Your task >> Show every line where "焦煤价格持续上行" occurs.

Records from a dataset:
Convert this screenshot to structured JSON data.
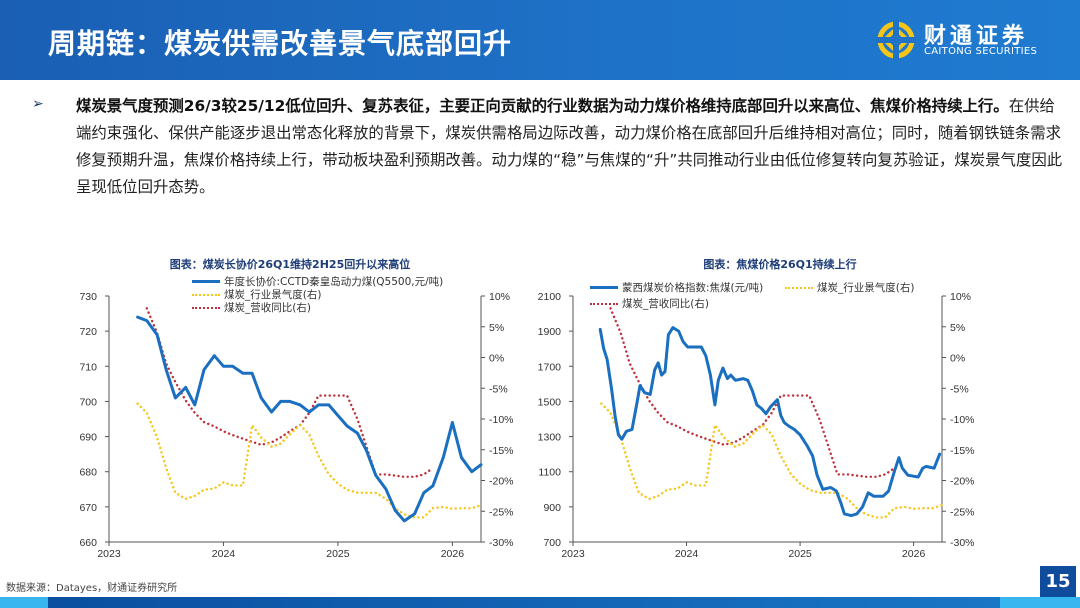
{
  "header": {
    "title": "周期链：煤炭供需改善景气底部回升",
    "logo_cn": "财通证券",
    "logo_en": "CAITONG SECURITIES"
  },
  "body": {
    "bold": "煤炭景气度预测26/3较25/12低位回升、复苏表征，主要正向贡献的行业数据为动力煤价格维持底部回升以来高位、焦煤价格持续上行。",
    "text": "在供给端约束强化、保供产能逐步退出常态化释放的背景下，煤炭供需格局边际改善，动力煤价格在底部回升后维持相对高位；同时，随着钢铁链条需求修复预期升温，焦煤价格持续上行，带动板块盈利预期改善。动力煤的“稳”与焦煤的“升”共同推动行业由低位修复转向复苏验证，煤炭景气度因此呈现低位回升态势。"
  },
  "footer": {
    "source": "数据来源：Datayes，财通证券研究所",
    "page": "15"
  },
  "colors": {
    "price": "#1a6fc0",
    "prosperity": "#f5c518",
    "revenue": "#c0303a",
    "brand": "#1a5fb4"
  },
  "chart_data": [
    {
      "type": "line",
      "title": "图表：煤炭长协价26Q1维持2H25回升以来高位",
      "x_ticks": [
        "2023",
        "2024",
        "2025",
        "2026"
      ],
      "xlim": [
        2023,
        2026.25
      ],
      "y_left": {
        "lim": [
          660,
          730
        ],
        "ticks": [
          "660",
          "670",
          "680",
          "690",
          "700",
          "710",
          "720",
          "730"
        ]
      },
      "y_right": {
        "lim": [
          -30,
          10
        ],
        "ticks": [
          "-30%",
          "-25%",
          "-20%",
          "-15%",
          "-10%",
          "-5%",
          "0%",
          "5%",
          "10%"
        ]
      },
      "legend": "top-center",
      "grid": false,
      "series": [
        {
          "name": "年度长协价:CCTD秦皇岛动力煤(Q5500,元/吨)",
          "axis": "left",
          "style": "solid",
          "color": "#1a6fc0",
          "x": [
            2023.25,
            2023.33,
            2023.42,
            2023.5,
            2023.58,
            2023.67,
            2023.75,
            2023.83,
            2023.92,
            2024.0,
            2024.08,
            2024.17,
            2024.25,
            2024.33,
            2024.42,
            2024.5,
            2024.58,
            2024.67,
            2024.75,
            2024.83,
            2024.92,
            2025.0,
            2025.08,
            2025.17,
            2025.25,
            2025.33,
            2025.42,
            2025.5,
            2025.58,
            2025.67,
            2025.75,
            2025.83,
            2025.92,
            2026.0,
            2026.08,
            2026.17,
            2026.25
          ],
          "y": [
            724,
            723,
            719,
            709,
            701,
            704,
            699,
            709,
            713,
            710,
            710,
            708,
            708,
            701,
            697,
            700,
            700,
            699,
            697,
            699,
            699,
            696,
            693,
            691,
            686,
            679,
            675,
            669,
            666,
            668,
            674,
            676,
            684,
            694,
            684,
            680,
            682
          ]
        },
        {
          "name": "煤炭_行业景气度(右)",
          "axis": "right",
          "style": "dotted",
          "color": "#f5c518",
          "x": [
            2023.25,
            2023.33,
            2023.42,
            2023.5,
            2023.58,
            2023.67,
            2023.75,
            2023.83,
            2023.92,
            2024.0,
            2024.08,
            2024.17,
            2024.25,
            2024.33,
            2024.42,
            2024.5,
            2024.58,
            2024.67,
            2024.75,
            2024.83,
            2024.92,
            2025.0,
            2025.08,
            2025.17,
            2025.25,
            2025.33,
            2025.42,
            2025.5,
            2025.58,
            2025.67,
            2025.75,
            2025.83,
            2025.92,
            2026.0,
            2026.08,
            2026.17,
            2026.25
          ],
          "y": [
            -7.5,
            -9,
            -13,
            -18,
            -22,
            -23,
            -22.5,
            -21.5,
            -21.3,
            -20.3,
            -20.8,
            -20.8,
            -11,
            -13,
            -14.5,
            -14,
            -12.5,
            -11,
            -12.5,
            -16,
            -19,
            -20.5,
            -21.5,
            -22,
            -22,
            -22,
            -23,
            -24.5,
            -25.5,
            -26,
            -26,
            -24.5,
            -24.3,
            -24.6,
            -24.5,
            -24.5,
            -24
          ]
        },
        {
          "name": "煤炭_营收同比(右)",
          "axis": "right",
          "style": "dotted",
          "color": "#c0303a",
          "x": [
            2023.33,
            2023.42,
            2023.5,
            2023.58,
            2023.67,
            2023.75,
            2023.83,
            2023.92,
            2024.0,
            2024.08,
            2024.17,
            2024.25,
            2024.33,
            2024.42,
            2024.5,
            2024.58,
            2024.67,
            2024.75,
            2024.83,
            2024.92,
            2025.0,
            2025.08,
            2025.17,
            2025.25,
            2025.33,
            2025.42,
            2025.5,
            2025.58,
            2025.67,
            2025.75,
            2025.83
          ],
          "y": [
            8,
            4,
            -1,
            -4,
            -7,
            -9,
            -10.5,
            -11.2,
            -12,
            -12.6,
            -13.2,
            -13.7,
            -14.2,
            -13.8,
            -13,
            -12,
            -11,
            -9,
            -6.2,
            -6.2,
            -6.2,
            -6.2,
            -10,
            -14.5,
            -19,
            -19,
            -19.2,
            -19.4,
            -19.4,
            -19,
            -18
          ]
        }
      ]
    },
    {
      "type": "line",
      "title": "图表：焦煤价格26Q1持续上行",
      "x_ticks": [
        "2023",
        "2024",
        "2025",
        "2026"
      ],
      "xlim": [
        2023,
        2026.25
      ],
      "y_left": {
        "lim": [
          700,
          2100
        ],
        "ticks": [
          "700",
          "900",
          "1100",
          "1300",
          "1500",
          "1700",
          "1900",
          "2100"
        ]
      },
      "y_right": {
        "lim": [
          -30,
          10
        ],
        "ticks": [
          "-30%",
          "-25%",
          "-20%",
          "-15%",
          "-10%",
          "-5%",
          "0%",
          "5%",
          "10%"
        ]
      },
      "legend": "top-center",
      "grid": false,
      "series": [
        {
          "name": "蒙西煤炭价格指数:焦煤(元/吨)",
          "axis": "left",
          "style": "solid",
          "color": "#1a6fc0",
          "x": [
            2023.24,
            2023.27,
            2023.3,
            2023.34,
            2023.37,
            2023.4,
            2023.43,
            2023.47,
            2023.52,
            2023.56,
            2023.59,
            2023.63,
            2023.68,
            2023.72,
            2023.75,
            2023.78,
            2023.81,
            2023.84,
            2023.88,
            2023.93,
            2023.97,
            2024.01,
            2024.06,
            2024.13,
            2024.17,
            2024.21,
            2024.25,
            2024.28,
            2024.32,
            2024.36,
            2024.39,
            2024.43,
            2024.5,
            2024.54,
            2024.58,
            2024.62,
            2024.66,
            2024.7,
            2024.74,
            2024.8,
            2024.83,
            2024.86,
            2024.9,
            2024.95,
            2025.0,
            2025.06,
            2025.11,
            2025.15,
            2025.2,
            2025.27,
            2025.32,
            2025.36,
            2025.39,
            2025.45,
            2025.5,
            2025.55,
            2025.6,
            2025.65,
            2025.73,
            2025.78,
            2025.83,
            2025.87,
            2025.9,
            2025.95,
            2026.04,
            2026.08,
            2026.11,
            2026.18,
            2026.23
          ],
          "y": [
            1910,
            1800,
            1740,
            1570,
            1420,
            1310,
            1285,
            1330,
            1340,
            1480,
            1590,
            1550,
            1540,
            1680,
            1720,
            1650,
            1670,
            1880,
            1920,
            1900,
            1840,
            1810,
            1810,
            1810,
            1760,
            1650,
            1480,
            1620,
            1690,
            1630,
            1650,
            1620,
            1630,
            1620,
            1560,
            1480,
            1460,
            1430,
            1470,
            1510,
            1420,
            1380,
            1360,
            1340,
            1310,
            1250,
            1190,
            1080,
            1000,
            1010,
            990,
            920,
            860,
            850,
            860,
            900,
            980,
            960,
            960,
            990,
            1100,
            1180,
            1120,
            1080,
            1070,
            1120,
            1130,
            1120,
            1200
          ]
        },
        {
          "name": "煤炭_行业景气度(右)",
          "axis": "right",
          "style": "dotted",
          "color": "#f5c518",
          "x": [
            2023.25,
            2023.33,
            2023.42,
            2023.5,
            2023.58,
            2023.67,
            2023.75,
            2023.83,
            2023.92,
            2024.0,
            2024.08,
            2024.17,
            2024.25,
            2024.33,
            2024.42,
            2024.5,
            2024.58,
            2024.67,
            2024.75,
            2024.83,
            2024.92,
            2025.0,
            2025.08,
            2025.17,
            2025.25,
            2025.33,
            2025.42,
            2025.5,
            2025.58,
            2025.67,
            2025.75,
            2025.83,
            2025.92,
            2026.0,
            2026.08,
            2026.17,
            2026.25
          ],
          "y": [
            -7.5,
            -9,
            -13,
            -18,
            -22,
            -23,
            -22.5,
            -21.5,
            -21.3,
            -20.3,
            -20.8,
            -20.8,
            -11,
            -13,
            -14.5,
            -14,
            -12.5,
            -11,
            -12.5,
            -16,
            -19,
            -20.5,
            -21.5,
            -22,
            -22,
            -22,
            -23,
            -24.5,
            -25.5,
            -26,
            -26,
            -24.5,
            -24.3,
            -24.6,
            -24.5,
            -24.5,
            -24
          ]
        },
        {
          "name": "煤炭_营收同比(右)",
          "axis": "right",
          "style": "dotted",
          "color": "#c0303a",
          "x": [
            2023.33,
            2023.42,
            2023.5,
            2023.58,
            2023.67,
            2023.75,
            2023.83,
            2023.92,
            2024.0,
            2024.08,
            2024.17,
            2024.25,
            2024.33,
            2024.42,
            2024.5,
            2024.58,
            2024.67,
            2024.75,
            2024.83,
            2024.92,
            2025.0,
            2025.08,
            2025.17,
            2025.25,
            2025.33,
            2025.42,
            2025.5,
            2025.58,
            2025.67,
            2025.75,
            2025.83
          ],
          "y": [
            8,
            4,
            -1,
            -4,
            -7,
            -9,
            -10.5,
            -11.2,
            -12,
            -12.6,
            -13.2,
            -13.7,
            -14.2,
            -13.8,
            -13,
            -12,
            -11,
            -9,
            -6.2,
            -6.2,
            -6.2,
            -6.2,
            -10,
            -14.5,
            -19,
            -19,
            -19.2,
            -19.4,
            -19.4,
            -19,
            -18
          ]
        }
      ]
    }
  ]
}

Correct output >>
    "bold": "煤炭景气度预测26/3较25/12低位回升、复苏表征，主要正向贡献的行业数据为动力煤价格维持底部回升以来高位、焦煤价格持续上行。",
    "text": "在供给端约束强化、保供产能逐步退出常态化释放的背景下，煤炭供需格局边际改善，动力煤价格在底部回升后维持相对高位；同时，随着钢铁链条需求修复预期升温，焦煤价格持续上行，带动板块盈利预期改善。动力煤的“稳”与焦煤的“升”共同推动行业由低位修复转向复苏验证，煤炭景气度因此呈现低位回升态势。"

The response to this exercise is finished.